Nettoyer le lieu de méditation
Tout d'abord, nous devons nettoyer l'endroit où nous allons méditer. Cela fait une grande différence dans la clarté de notre esprit ainsi que dans le niveau de respect que nous ressentons et montrons envers les objets de notre méditation. Cela affecte également notre santé. Il est très important de garder notre maison et notre chambre propres et de mettre en place un espace dédié aux offrandes. Lorsque nous balayons et nettoyons, diverses pensées peuvent nous aider, telles que : « Pendant que je nettoie le sol, je nettoie mon esprit. » Nous ne devons pas penser que nous ne faisons qu'embellir les lieux pour nous-mêmes, mais que nous le faisons par respect pour les objets de refuge et pour la pratique.
Mise en place d'un autel et disposition des offrandes
Lorsque nous installons notre autel et nos offrandes, nous ne le faisons pas pour impressionner les autres, mais pour contribuer au fait de nous améliorer, afin d’être en mesure d’être bénéfique à tous les êtres sensibles, c'est-à-dire à tous les êtres limités. Nous devons avoir des autels humbles, avec des représentations du corps, de la parole et de l'esprit des bouddhas. Si nous avons des bols d'offrande en or et en argent, la moitié de notre esprit sera consacrée à la valeur de ces objets précieux et l'autre moitié seulement à la pratique.
L'histoire de Guéshé Ben Gungyal, qui vivait et méditait dans une grotte, est célèbre. Un jour, alors que son maître venait lui rendre visite, il fit des offrandes très spéciales. Il examina alors ses motivations et se rendit compte qu'il ne faisait cela que pour que tout le monde dise qu'il était un grand pratiquant. Réalisant cela, il jeta des cendres sur ses offrandes. Lorsque son maître arriva, celui-ci dit que Guéshé Ben Gungyal avait jeté des cendres au visage des huit choses transitoires de la vie (huit préoccupations mondaines) et qu'il avait fait des offrandes très pures.
Avant de devenir un grand pratiquant du Dharma, Guéshé Ben Gungyal était un voleur notoire. Après être devenu pratiquant, il se rendit un jour dans la maison d'un mécène qui avait déposé des offrandes et était ensuite sorti. En raison de son instinct de voleur, Guéshé Ben Gungyal a vu sa main se tendre pour voler les objets. Il a immédiatement saisi la main et a crié : « Venez vite, j'ai attrapé un voleur ! »
C'est exactement comme cela que nous devons pratiquer le Dharma. Lorsque nous nous surprenons à céder à une tendance négative, nous devons nous prendre sur le fait et cesser d'agir de la sorte. Le point principal du Dharma est de prendre des mesures préventives et dès que nous nous voyons commencer à faire quelque chose que nous savons être incorrect, nous nous en empêchons. Ainsi, si vous pouvez vous rappeler que Sa Sainteté a dit au cours de ce discours de ne pas faire telle ou telle chose, alors lorsque vous vous surprenez à le faire, vous pouvez vous en empêcher.

____________

> CONSIGNES:
1) Transcrivez, s'il vous plaît, le passage du texte sur la méditation compris entre « L'histoire de Guéshé » et « offrandes très pures. », ces deux bornes incluses.
2) Prolongez le texte sur la méditation en rédigeant ce qui vient après sa dernière phrase.
Le listing ci-dessous est un document à part, indépendant du texte sur la méditation.

____________

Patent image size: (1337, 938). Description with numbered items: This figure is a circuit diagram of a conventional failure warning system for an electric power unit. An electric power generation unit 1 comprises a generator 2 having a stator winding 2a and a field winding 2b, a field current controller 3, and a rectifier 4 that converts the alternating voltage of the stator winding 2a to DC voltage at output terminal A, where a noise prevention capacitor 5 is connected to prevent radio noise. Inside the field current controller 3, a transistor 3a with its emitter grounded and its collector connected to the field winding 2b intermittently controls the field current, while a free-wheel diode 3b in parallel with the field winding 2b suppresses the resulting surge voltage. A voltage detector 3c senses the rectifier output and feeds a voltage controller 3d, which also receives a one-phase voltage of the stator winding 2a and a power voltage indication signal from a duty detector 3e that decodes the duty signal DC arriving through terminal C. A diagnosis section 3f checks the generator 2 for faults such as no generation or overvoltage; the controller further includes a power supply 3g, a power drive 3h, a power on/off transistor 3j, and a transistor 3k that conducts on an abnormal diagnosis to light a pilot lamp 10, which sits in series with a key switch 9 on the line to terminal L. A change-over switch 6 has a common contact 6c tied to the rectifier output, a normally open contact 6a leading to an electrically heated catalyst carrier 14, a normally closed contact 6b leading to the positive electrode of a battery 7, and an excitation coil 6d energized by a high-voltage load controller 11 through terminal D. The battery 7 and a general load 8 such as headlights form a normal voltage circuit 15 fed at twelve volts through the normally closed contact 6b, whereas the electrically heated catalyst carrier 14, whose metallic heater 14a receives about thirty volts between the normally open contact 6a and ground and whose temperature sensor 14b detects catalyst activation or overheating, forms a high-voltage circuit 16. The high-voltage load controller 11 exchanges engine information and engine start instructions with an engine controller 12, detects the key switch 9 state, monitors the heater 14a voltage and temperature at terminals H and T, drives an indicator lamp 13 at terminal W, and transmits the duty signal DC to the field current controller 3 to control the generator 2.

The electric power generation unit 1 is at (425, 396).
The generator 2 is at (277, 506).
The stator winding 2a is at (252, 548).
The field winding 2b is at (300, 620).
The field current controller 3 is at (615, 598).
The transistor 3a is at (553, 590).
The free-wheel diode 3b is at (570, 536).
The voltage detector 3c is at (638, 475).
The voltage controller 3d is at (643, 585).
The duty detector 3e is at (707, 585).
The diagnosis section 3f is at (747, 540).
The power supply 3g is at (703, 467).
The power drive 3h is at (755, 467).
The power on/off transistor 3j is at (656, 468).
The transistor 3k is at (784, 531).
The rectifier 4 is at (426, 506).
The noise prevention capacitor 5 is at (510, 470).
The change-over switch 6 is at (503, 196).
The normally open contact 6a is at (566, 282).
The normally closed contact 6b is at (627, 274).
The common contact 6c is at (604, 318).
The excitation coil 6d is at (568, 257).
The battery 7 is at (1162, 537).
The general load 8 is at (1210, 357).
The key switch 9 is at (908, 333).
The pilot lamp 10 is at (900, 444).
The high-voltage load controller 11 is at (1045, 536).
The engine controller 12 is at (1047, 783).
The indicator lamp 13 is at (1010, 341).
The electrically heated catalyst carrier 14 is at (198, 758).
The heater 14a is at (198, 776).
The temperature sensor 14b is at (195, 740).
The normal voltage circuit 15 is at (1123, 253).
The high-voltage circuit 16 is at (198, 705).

____________

> CORRIGÉ DES EXERCICES:
1)
L'histoire de Guéshé Ben Gungyal, qui vivait et méditait dans une grotte, est célèbre. Un jour, alors que son maître venait lui rendre visite, il fit des offrandes très spéciales. Il examina alors ses motivations et se rendit compte qu'il ne faisait cela que pour que tout le monde dise qu'il était un grand pratiquant. Réalisant cela, il jeta des cendres sur ses offrandes. Lorsque son maître arriva, celui-ci dit que Guéshé Ben Gungyal avait jeté des cendres au visage des huit choses transitoires de la vie (huit préoccupations mondaines) et qu'il avait fait des offrandes très pures.

2)
C'est comme l'exemple de l'alcool, qui est la racine et la cause de tant de problèmes, bien que cela soit délicieux. Si nous pensons « je m'en contrefiche », nous nous habituons à faire des choses négatives et à être insensibles. En effet, lorsque nous sommes ivres, nous agissons de telle manière que nous ne sommes même pas conscients de ce que nous faisons. Plus tard, quand les gens rapportent les comportements épouvantables, les mensonges et la vulgarité avec lesquels nous avons agi lorsque nous étions ivres, c'est extrêmement embarrassant. Nous nous ridiculisons parfaitement dans ces moments.
Le point principal du Dharma est de prendre des mesures préventives et dès que nous voyons que nous commençons à faire quelque chose de mal ou d'inapproprié, nous devons nous arrêter ou nous empêcher de le faire. Nous devons appliquer tout ce que nous savons, comme le montre l'exemple très pertinent de Guéshé Ben Gungyal. Sa pratique du Dharma était très claire et évidente : il s'empêchait immédiatement et de façon spectaculaire d'agir de manière négative.
L'essentiel dans le Dharma est toujours de travailler à l'amélioration des qualités internes, et non à améliorer l’extérieur. Ainsi, il n’est pas nécessaire de faire des offrandes en apparence impressionnantes, car nous pourrions développer de l’orgueil. Milarépa faisait les meilleures offrandes : il n'avait rien d'extérieur à donner, mais il donnait tout son cœur à la pratique du Dharma.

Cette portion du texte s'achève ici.